[Figure data in JSON]
** Begin **
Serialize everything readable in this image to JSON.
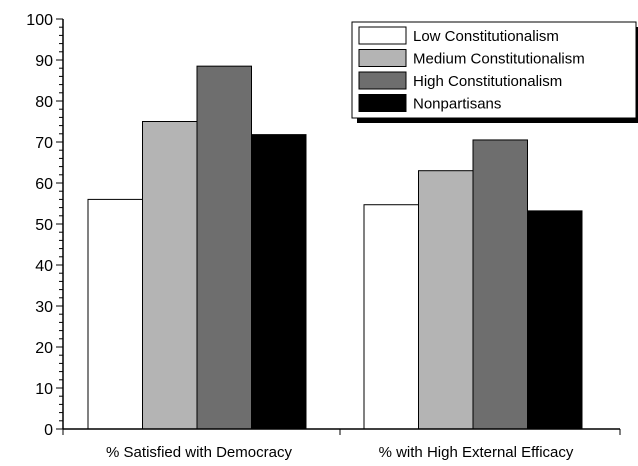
{
  "chart_data": {
    "type": "bar",
    "categories": [
      "% Satisfied with Democracy",
      "% with High External Efficacy"
    ],
    "series": [
      {
        "name": "Low Constitutionalism",
        "values": [
          56,
          54.7
        ],
        "color": "#ffffff"
      },
      {
        "name": "Medium Constitutionalism",
        "values": [
          75,
          63
        ],
        "color": "#b4b4b4"
      },
      {
        "name": "High Constitutionalism",
        "values": [
          88.5,
          70.5
        ],
        "color": "#6e6e6e"
      },
      {
        "name": "Nonpartisans",
        "values": [
          71.8,
          53.2
        ],
        "color": "#000000"
      }
    ],
    "ylim": [
      0,
      100
    ],
    "yticks": [
      "0",
      "10",
      "20",
      "30",
      "40",
      "50",
      "60",
      "70",
      "80",
      "90",
      "100"
    ],
    "grid": false,
    "legend_position": "top-right",
    "title": "",
    "xlabel": "",
    "ylabel": ""
  }
}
** End **
Aim of the task
Search the records above for "color". Copy each line where it is found.

Full output
        "color": "#ffffff"
        "color": "#b4b4b4"
        "color": "#6e6e6e"
        "color": "#000000"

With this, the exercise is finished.